[Source records]
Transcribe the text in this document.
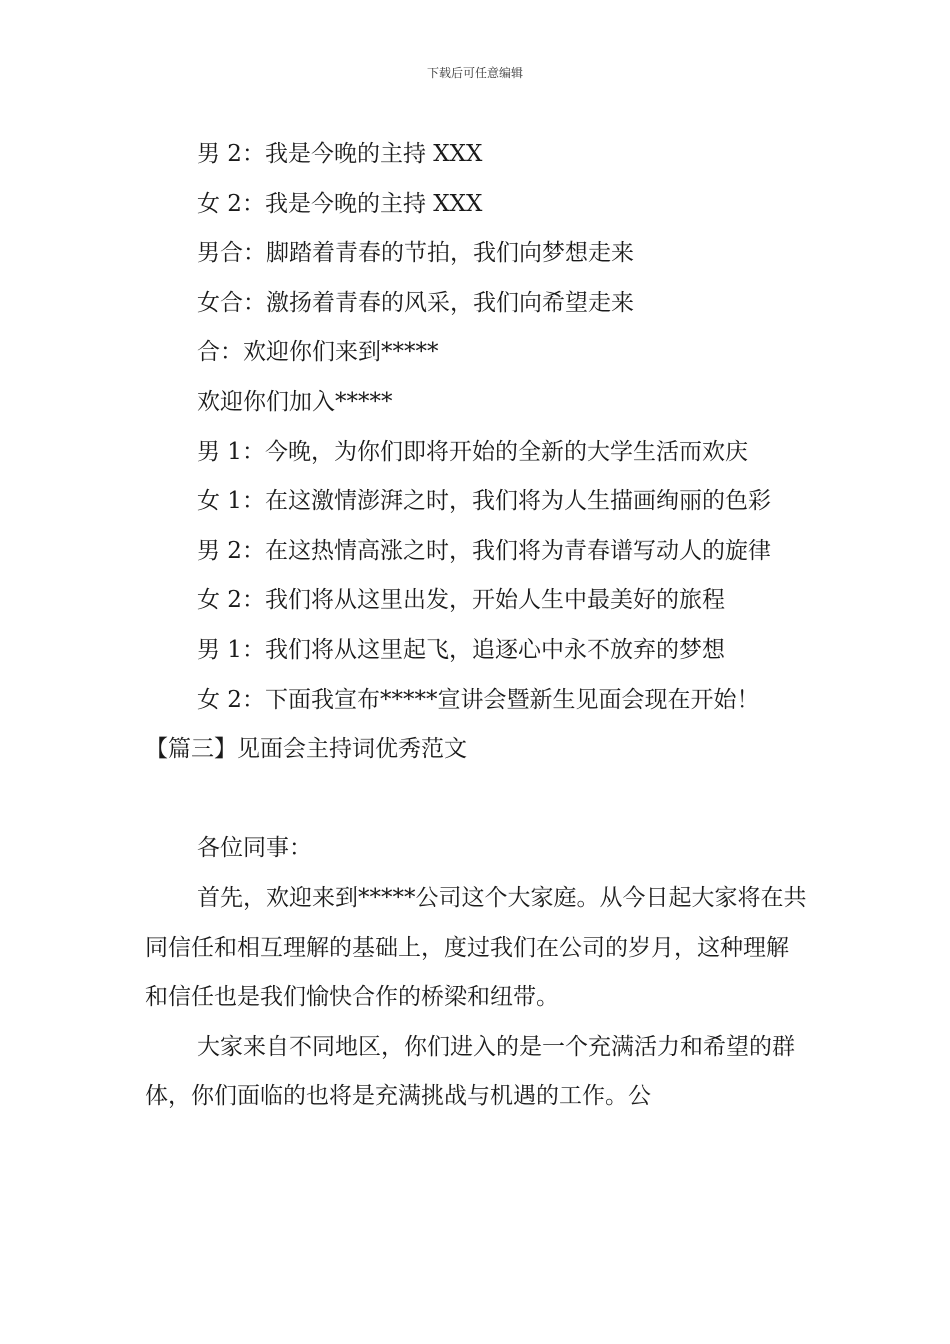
下载后可任意编辑

男 2：我是今晚的主持 XXX

女 2：我是今晚的主持 XXX

男合：脚踏着青春的节拍，我们向梦想走来

女合：激扬着青春的风采，我们向希望走来

合：欢迎你们来到*****

欢迎你们加入*****

男 1：今晚，为你们即将开始的全新的大学生活而欢庆

女 1：在这激情澎湃之时，我们将为人生描画绚丽的色彩

男 2：在这热情高涨之时，我们将为青春谱写动人的旋律

女 2：我们将从这里出发，开始人生中最美好的旅程

男 1：我们将从这里起飞，追逐心中永不放弃的梦想

女 2：下面我宣布*****宣讲会暨新生见面会现在开始！

【篇三】见面会主持词优秀范文

各位同事：

首先，欢迎来到*****公司这个大家庭。从今日起大家将在共同信任和相互理解的基础上，度过我们在公司的岁月，这种理解和信任也是我们愉快合作的桥梁和纽带。

大家来自不同地区，你们进入的是一个充满活力和希望的群体，你们面临的也将是充满挑战与机遇的工作。公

▶ What this task involves
Reproduce each entry precisely, dropping only the pictures.

▶ Answer to this exercise
Transcribe the text in this document.
下载后可任意编辑

男 2：我是今晚的主持 XXX

女 2：我是今晚的主持 XXX

男合：脚踏着青春的节拍，我们向梦想走来

女合：激扬着青春的风采，我们向希望走来

合：欢迎你们来到*****

欢迎你们加入*****

男 1：今晚，为你们即将开始的全新的大学生活而欢庆

女 1：在这激情澎湃之时，我们将为人生描画绚丽的色彩

男 2：在这热情高涨之时，我们将为青春谱写动人的旋律

女 2：我们将从这里出发，开始人生中最美好的旅程

男 1：我们将从这里起飞，追逐心中永不放弃的梦想

女 2：下面我宣布*****宣讲会暨新生见面会现在开始！

【篇三】见面会主持词优秀范文

各位同事：

首先，欢迎来到*****公司这个大家庭。从今日起大家将在共同信任和相互理解的基础上，度过我们在公司的岁月，这种理解和信任也是我们愉快合作的桥梁和纽带。

大家来自不同地区，你们进入的是一个充满活力和希望的群体，你们面临的也将是充满挑战与机遇的工作。公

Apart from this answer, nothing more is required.